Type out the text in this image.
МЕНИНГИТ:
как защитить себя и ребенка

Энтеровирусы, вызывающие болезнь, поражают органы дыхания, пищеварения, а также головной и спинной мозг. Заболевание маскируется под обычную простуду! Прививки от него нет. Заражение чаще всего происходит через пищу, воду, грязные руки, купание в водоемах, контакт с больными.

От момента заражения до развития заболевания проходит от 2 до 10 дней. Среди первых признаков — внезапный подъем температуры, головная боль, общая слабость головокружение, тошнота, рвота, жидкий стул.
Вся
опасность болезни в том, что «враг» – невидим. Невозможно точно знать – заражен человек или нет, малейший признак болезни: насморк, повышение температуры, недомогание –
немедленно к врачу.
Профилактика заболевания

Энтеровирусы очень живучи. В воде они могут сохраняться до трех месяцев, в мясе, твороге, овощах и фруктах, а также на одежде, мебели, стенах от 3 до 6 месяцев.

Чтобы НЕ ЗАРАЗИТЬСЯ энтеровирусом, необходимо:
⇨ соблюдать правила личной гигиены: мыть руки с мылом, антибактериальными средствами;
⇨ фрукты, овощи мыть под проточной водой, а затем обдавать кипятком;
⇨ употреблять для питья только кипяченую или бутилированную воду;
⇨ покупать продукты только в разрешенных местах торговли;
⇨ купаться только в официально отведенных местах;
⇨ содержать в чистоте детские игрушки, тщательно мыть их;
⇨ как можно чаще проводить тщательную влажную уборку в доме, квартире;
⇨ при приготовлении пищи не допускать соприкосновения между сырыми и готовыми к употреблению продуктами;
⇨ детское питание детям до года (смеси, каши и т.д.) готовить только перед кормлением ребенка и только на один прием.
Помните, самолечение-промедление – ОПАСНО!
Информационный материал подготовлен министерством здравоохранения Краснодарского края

--------------------

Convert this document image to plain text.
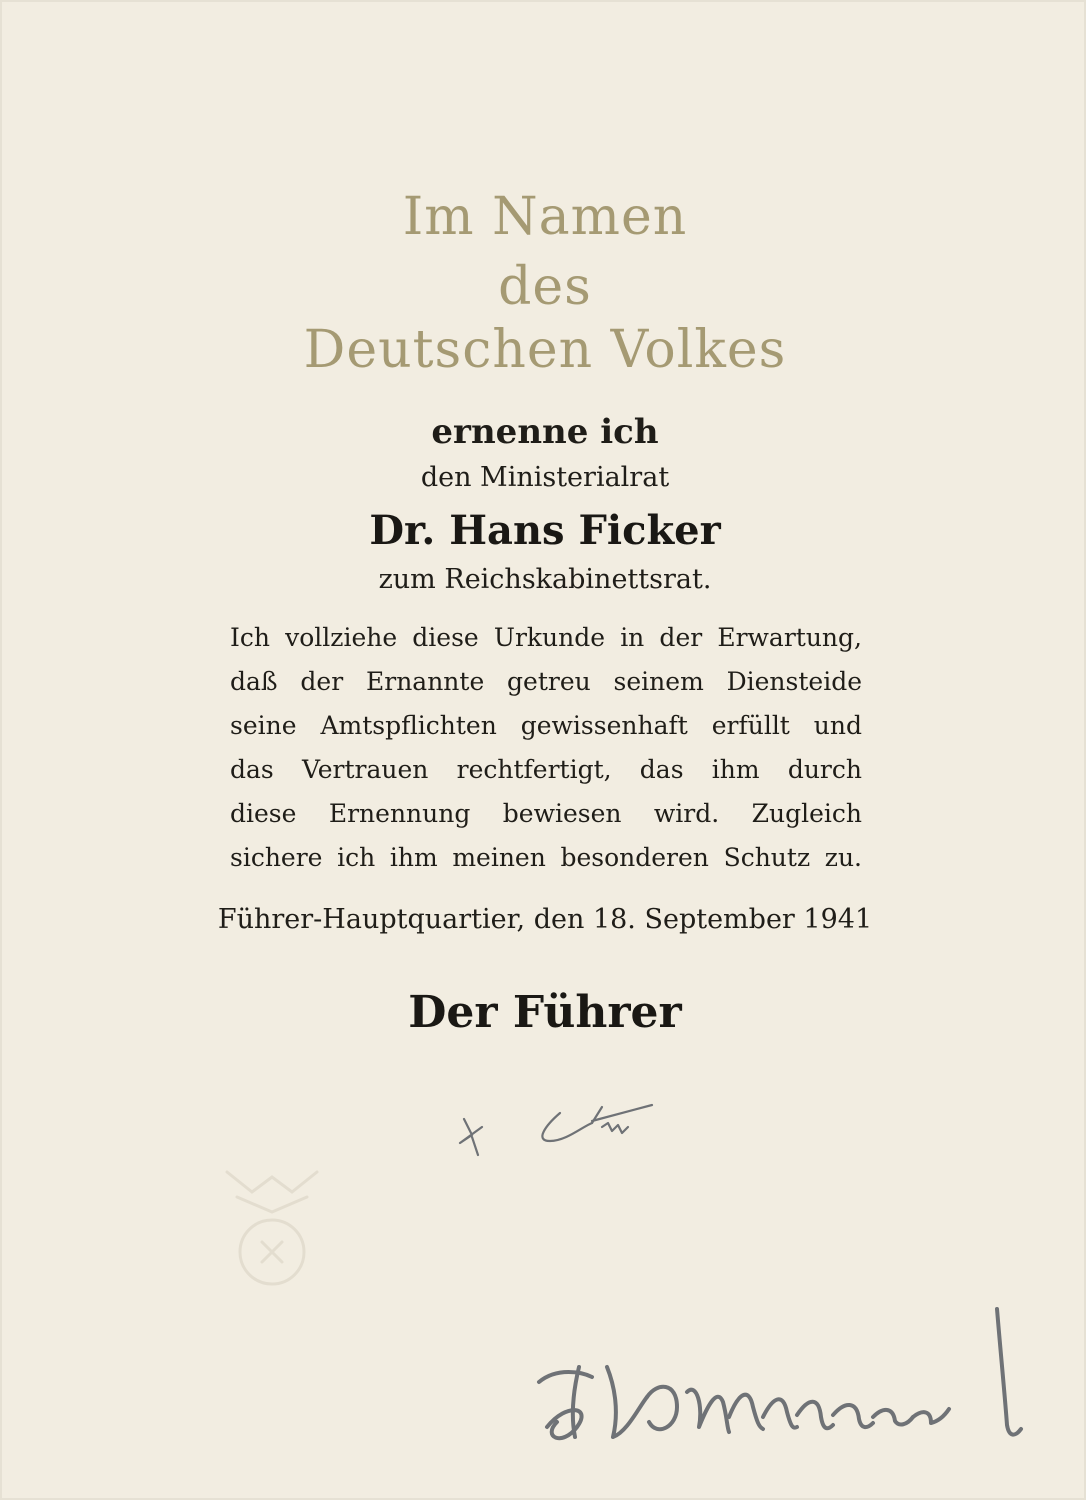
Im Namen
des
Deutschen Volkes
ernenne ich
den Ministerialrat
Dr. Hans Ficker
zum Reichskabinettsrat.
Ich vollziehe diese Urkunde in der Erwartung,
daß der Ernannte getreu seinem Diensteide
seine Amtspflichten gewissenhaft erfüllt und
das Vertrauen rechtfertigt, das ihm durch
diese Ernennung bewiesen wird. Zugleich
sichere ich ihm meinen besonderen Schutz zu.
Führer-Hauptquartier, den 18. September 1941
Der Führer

--------------------

PROBLEM STATEMENT>
What count of lines in the listing contain the word "только"? Reply with the number only.

EXPECTED ANSWER>
4